▶ [Given task] Using the data beneath, show every line that includes the word "العقلي".
╭─ Exercise data
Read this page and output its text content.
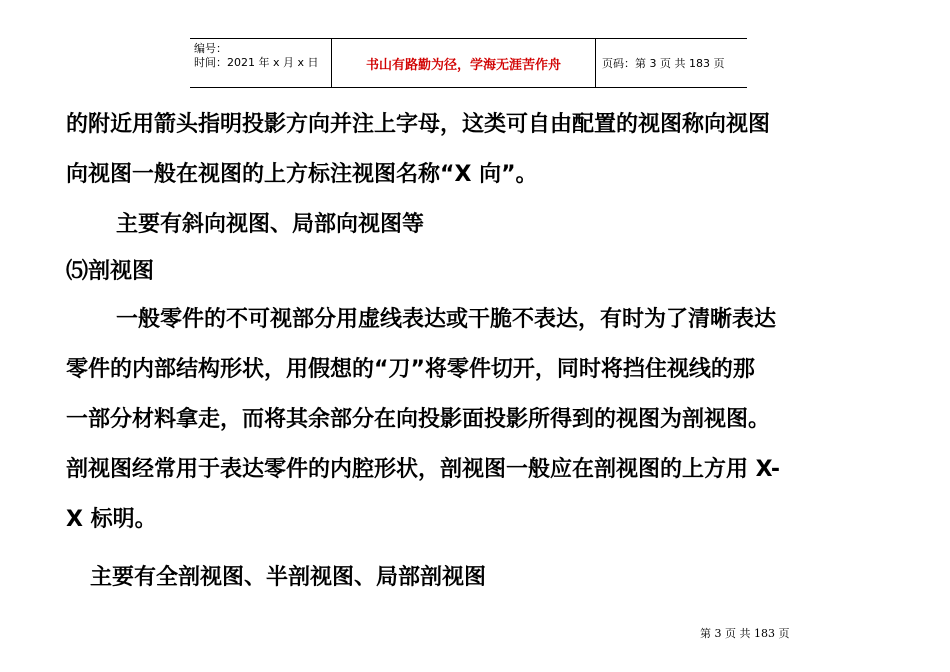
编号：
时间：2021 年 x 月 x 日	书山有路勤为径，学海无涯苦作舟	页码：第 3 页 共 183 页
的附近用箭头指明投影方向并注上字母，这类可自由配置的视图称向视图
向视图一般在视图的上方标注视图名称“X 向”。
主要有斜向视图、局部向视图等
⑸剖视图
一般零件的不可视部分用虚线表达或干脆不表达，有时为了清晰表达
零件的内部结构形状，用假想的“刀”将零件切开，同时将挡住视线的那
一部分材料拿走，而将其余部分在向投影面投影所得到的视图为剖视图。
剖视图经常用于表达零件的内腔形状，剖视图一般应在剖视图的上方用 X-
X 标明。
主要有全剖视图、半剖视图、局部剖视图
第 3 页 共 183 页
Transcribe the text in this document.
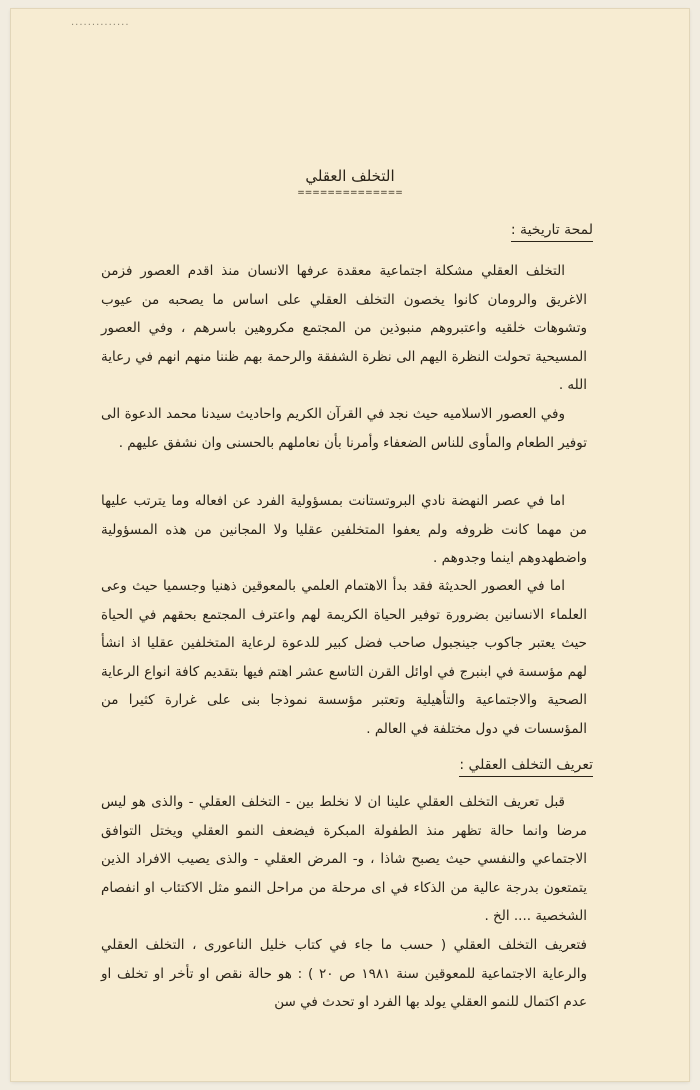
..............
التخلف العقلي
==============
لمحة تاريخية :

التخلف العقلي مشكلة اجتماعية معقدة عرفها الانسان منذ اقدم العصور فزمن الاغريق والرومان كانوا يخصون التخلف العقلي على اساس ما يصحبه من عيوب وتشوهات خلقيه واعتبروهم منبوذين من المجتمع مكروهين باسرهم ، وفي العصور المسيحية تحولت النظرة اليهم الى نظرة الشفقة والرحمة بهم ظننا منهم انهم في رعاية الله .

وفي العصور الاسلاميه حيث نجد في القرآن الكريم واحاديث سيدنا محمد الدعوة الى توفير الطعام والمأوى للناس الضعفاء وأمرنا بأن نعاملهم بالحسنى وان نشفق عليهم .

اما في عصر النهضة نادي البروتستانت بمسؤولية الفرد عن افعاله وما يترتب عليها من مهما كانت ظروفه ولم يعفوا المتخلفين عقليا ولا المجانين من هذه المسؤولية واضطهدوهم اينما وجدوهم .

اما في العصور الحديثة فقد بدأ الاهتمام العلمي بالمعوقين ذهنيا وجسميا حيث وعى العلماء الانسانين بضرورة توفير الحياة الكريمة لهم واعترف المجتمع بحقهم في الحياة حيث يعتبر جاكوب جينجبول صاحب فضل كبير للدعوة لرعاية المتخلفين عقليا اذ انشأ لهم مؤسسة في ابنبرج في اوائل القرن التاسع عشر اهتم فيها بتقديم كافة انواع الرعاية الصحية والاجتماعية والتأهيلية وتعتبر مؤسسة نموذجا بنى على غرارة كثيرا من المؤسسات في دول مختلفة في العالم .

تعريف التخلف العقلي :

قبل تعريف التخلف العقلي علينا ان لا نخلط بين - التخلف العقلي - والذى هو ليس مرضا وانما حالة تظهر منذ الطفولة المبكرة فيضعف النمو العقلي ويختل التوافق الاجتماعي والنفسي حيث يصبح شاذا ، و- المرض العقلي - والذى يصيب الافراد الذين يتمتعون بدرجة عالية من الذكاء في اى مرحلة من مراحل النمو مثل الاكتئاب او انفصام الشخصية .... الخ .
فتعريف التخلف العقلي ( حسب ما جاء في كتاب خليل الناعورى ، التخلف العقلي والرعاية الاجتماعية للمعوقين سنة ١٩٨١ ص ٢٠ ) : هو حالة نقص او تأخر او تخلف او عدم اكتمال للنمو العقلي يولد بها الفرد او تحدث في سن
╰─
▶ [Response to the exercise]
التخلف العقلي
التخلف العقلي مشكلة اجتماعية معقدة عرفها الانسان منذ اقدم العصور فزمن الاغريق والرومان كانوا يخصون التخلف العقلي على اساس ما يصحبه من عيوب وتشوهات خلقيه واعتبروهم منبوذين من المجتمع مكروهين باسرهم ، وفي العصور المسيحية تحولت النظرة اليهم الى نظرة الشفقة والرحمة بهم ظننا منهم انهم في رعاية الله .
تعريف التخلف العقلي :
قبل تعريف التخلف العقلي علينا ان لا نخلط بين - التخلف العقلي - والذى هو ليس مرضا وانما حالة تظهر منذ الطفولة المبكرة فيضعف النمو العقلي ويختل التوافق الاجتماعي والنفسي حيث يصبح شاذا ، و- المرض العقلي - والذى يصيب الافراد الذين يتمتعون بدرجة عالية من الذكاء في اى مرحلة من مراحل النمو مثل الاكتئاب او انفصام الشخصية .... الخ .
فتعريف التخلف العقلي ( حسب ما جاء في كتاب خليل الناعورى ، التخلف العقلي والرعاية الاجتماعية للمعوقين سنة ١٩٨١ ص ٢٠ ) : هو حالة نقص او تأخر او تخلف او عدم اكتمال للنمو العقلي يولد بها الفرد او تحدث في سن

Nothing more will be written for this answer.